Your goal :: Here are records with pictures in them. Copy all of them exactly and leave the pictures out.

Figure dataset records
---------------

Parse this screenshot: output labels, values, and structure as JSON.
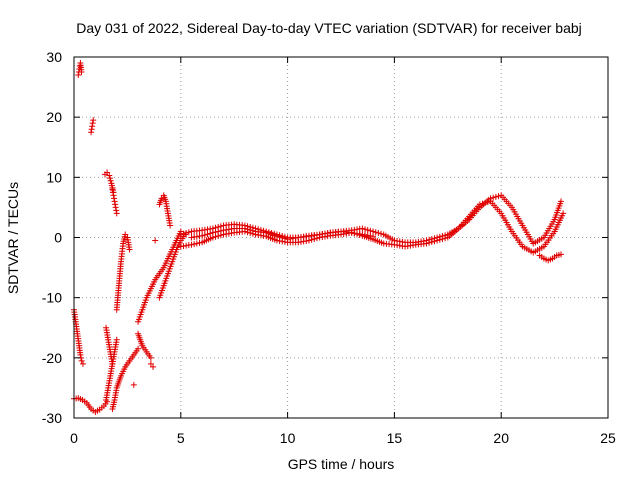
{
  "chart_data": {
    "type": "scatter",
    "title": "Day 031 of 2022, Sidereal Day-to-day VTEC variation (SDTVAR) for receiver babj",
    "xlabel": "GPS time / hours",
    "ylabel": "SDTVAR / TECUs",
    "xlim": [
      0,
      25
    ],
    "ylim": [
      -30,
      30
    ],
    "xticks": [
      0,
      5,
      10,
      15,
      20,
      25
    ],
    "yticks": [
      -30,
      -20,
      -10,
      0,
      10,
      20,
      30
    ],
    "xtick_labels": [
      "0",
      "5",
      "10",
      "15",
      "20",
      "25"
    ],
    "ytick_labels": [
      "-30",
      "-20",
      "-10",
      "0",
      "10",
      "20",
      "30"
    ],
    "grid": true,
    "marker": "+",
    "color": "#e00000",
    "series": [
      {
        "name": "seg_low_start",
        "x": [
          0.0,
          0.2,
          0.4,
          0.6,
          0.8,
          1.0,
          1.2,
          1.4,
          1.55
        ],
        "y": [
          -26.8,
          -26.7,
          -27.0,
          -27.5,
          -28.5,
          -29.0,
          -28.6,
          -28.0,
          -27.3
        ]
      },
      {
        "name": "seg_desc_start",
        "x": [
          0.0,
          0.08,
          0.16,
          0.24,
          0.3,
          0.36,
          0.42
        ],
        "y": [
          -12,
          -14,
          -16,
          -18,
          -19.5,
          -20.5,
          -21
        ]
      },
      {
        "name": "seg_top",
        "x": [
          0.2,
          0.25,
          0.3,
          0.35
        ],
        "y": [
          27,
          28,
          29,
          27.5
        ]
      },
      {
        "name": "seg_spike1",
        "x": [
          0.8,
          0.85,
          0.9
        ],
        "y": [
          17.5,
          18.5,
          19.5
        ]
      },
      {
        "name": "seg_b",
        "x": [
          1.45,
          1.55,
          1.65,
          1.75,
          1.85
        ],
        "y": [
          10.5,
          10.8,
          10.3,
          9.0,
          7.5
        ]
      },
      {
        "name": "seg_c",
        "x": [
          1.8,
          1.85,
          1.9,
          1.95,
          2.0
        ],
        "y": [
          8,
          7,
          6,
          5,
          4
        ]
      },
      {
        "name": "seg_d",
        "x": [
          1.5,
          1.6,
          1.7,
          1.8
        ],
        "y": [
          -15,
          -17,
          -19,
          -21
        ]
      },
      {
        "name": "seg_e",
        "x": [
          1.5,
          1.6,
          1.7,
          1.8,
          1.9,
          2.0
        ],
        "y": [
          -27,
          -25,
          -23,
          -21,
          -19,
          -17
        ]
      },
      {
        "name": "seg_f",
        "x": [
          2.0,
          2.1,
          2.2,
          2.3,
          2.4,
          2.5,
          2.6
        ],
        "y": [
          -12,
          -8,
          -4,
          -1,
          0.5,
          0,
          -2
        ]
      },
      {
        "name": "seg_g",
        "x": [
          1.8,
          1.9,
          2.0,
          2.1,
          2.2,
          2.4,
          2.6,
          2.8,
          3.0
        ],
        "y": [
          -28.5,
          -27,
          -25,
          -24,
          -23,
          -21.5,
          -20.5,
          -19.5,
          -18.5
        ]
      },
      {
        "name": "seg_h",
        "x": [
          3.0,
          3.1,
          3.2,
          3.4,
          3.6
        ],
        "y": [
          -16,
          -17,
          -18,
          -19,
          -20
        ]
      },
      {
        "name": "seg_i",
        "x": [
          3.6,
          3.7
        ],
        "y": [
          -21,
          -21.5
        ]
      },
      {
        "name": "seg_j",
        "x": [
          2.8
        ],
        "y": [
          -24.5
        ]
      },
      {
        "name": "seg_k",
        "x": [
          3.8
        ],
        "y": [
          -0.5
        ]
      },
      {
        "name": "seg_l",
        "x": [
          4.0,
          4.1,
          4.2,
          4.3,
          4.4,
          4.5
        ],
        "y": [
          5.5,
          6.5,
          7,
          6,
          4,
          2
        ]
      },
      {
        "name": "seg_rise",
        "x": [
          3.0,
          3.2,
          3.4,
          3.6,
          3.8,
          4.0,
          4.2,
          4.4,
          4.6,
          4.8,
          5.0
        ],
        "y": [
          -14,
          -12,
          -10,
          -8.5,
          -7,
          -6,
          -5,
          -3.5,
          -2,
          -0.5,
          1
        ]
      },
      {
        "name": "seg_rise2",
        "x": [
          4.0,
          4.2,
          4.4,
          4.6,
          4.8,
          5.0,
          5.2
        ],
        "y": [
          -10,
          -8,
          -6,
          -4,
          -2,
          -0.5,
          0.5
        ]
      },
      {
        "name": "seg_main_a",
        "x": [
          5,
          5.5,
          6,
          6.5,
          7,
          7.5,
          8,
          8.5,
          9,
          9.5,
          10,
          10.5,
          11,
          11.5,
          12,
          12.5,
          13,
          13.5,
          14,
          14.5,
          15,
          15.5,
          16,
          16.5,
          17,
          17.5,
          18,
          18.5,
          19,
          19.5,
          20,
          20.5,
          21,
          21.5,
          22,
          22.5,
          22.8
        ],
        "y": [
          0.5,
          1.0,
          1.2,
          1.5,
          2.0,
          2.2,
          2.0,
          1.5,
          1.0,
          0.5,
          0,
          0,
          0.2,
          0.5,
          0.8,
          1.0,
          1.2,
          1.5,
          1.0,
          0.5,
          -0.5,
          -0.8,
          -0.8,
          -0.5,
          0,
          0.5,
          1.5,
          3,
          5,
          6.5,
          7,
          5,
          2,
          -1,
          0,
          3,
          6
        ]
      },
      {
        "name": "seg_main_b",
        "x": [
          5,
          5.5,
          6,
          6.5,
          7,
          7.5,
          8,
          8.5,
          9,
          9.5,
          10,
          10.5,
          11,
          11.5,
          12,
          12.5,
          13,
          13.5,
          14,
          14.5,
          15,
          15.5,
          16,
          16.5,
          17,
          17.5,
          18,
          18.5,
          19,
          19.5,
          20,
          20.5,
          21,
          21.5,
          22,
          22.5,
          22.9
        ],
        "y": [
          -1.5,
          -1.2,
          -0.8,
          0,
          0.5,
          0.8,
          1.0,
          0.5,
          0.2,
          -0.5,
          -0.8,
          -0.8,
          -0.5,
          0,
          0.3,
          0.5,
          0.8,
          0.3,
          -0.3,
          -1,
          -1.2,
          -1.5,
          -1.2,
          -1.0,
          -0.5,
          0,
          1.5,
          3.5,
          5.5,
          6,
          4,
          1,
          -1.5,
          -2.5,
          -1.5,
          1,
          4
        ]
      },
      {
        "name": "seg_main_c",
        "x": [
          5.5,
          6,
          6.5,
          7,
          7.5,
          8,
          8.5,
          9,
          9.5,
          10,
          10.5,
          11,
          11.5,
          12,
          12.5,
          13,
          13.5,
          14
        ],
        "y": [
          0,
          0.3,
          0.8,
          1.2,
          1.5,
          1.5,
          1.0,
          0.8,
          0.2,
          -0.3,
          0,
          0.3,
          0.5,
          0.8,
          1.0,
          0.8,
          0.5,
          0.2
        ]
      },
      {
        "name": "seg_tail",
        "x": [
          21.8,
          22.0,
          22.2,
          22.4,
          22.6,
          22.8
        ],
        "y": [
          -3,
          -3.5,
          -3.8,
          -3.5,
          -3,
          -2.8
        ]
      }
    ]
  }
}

---------------

Response to this task ::
Parse this screenshot: output labels, values, and structure as JSON.
{
  "chart_data": {
    "type": "scatter",
    "title": "Day 031 of 2022, Sidereal Day-to-day VTEC variation (SDTVAR) for receiver babj",
    "xlabel": "GPS time / hours",
    "ylabel": "SDTVAR / TECUs",
    "xlim": [
      0,
      25
    ],
    "ylim": [
      -30,
      30
    ],
    "xticks": [
      0,
      5,
      10,
      15,
      20,
      25
    ],
    "yticks": [
      -30,
      -20,
      -10,
      0,
      10,
      20,
      30
    ],
    "xtick_labels": [
      "0",
      "5",
      "10",
      "15",
      "20",
      "25"
    ],
    "ytick_labels": [
      "-30",
      "-20",
      "-10",
      "0",
      "10",
      "20",
      "30"
    ],
    "grid": true,
    "marker": "+",
    "color": "#e00000",
    "series": [
      {
        "name": "seg_low_start",
        "x": [
          0.0,
          0.2,
          0.4,
          0.6,
          0.8,
          1.0,
          1.2,
          1.4,
          1.55
        ],
        "y": [
          -26.8,
          -26.7,
          -27.0,
          -27.5,
          -28.5,
          -29.0,
          -28.6,
          -28.0,
          -27.3
        ]
      },
      {
        "name": "seg_desc_start",
        "x": [
          0.0,
          0.08,
          0.16,
          0.24,
          0.3,
          0.36,
          0.42
        ],
        "y": [
          -12,
          -14,
          -16,
          -18,
          -19.5,
          -20.5,
          -21
        ]
      },
      {
        "name": "seg_top",
        "x": [
          0.2,
          0.25,
          0.3,
          0.35
        ],
        "y": [
          27,
          28,
          29,
          27.5
        ]
      },
      {
        "name": "seg_spike1",
        "x": [
          0.8,
          0.85,
          0.9
        ],
        "y": [
          17.5,
          18.5,
          19.5
        ]
      },
      {
        "name": "seg_b",
        "x": [
          1.45,
          1.55,
          1.65,
          1.75,
          1.85
        ],
        "y": [
          10.5,
          10.8,
          10.3,
          9.0,
          7.5
        ]
      },
      {
        "name": "seg_c",
        "x": [
          1.8,
          1.85,
          1.9,
          1.95,
          2.0
        ],
        "y": [
          8,
          7,
          6,
          5,
          4
        ]
      },
      {
        "name": "seg_d",
        "x": [
          1.5,
          1.6,
          1.7,
          1.8
        ],
        "y": [
          -15,
          -17,
          -19,
          -21
        ]
      },
      {
        "name": "seg_e",
        "x": [
          1.5,
          1.6,
          1.7,
          1.8,
          1.9,
          2.0
        ],
        "y": [
          -27,
          -25,
          -23,
          -21,
          -19,
          -17
        ]
      },
      {
        "name": "seg_f",
        "x": [
          2.0,
          2.1,
          2.2,
          2.3,
          2.4,
          2.5,
          2.6
        ],
        "y": [
          -12,
          -8,
          -4,
          -1,
          0.5,
          0,
          -2
        ]
      },
      {
        "name": "seg_g",
        "x": [
          1.8,
          1.9,
          2.0,
          2.1,
          2.2,
          2.4,
          2.6,
          2.8,
          3.0
        ],
        "y": [
          -28.5,
          -27,
          -25,
          -24,
          -23,
          -21.5,
          -20.5,
          -19.5,
          -18.5
        ]
      },
      {
        "name": "seg_h",
        "x": [
          3.0,
          3.1,
          3.2,
          3.4,
          3.6
        ],
        "y": [
          -16,
          -17,
          -18,
          -19,
          -20
        ]
      },
      {
        "name": "seg_i",
        "x": [
          3.6,
          3.7
        ],
        "y": [
          -21,
          -21.5
        ]
      },
      {
        "name": "seg_j",
        "x": [
          2.8
        ],
        "y": [
          -24.5
        ]
      },
      {
        "name": "seg_k",
        "x": [
          3.8
        ],
        "y": [
          -0.5
        ]
      },
      {
        "name": "seg_l",
        "x": [
          4.0,
          4.1,
          4.2,
          4.3,
          4.4,
          4.5
        ],
        "y": [
          5.5,
          6.5,
          7,
          6,
          4,
          2
        ]
      },
      {
        "name": "seg_rise",
        "x": [
          3.0,
          3.2,
          3.4,
          3.6,
          3.8,
          4.0,
          4.2,
          4.4,
          4.6,
          4.8,
          5.0
        ],
        "y": [
          -14,
          -12,
          -10,
          -8.5,
          -7,
          -6,
          -5,
          -3.5,
          -2,
          -0.5,
          1
        ]
      },
      {
        "name": "seg_rise2",
        "x": [
          4.0,
          4.2,
          4.4,
          4.6,
          4.8,
          5.0,
          5.2
        ],
        "y": [
          -10,
          -8,
          -6,
          -4,
          -2,
          -0.5,
          0.5
        ]
      },
      {
        "name": "seg_main_a",
        "x": [
          5,
          5.5,
          6,
          6.5,
          7,
          7.5,
          8,
          8.5,
          9,
          9.5,
          10,
          10.5,
          11,
          11.5,
          12,
          12.5,
          13,
          13.5,
          14,
          14.5,
          15,
          15.5,
          16,
          16.5,
          17,
          17.5,
          18,
          18.5,
          19,
          19.5,
          20,
          20.5,
          21,
          21.5,
          22,
          22.5,
          22.8
        ],
        "y": [
          0.5,
          1.0,
          1.2,
          1.5,
          2.0,
          2.2,
          2.0,
          1.5,
          1.0,
          0.5,
          0,
          0,
          0.2,
          0.5,
          0.8,
          1.0,
          1.2,
          1.5,
          1.0,
          0.5,
          -0.5,
          -0.8,
          -0.8,
          -0.5,
          0,
          0.5,
          1.5,
          3,
          5,
          6.5,
          7,
          5,
          2,
          -1,
          0,
          3,
          6
        ]
      },
      {
        "name": "seg_main_b",
        "x": [
          5,
          5.5,
          6,
          6.5,
          7,
          7.5,
          8,
          8.5,
          9,
          9.5,
          10,
          10.5,
          11,
          11.5,
          12,
          12.5,
          13,
          13.5,
          14,
          14.5,
          15,
          15.5,
          16,
          16.5,
          17,
          17.5,
          18,
          18.5,
          19,
          19.5,
          20,
          20.5,
          21,
          21.5,
          22,
          22.5,
          22.9
        ],
        "y": [
          -1.5,
          -1.2,
          -0.8,
          0,
          0.5,
          0.8,
          1.0,
          0.5,
          0.2,
          -0.5,
          -0.8,
          -0.8,
          -0.5,
          0,
          0.3,
          0.5,
          0.8,
          0.3,
          -0.3,
          -1,
          -1.2,
          -1.5,
          -1.2,
          -1.0,
          -0.5,
          0,
          1.5,
          3.5,
          5.5,
          6,
          4,
          1,
          -1.5,
          -2.5,
          -1.5,
          1,
          4
        ]
      },
      {
        "name": "seg_main_c",
        "x": [
          5.5,
          6,
          6.5,
          7,
          7.5,
          8,
          8.5,
          9,
          9.5,
          10,
          10.5,
          11,
          11.5,
          12,
          12.5,
          13,
          13.5,
          14
        ],
        "y": [
          0,
          0.3,
          0.8,
          1.2,
          1.5,
          1.5,
          1.0,
          0.8,
          0.2,
          -0.3,
          0,
          0.3,
          0.5,
          0.8,
          1.0,
          0.8,
          0.5,
          0.2
        ]
      },
      {
        "name": "seg_tail",
        "x": [
          21.8,
          22.0,
          22.2,
          22.4,
          22.6,
          22.8
        ],
        "y": [
          -3,
          -3.5,
          -3.8,
          -3.5,
          -3,
          -2.8
        ]
      }
    ]
  }
}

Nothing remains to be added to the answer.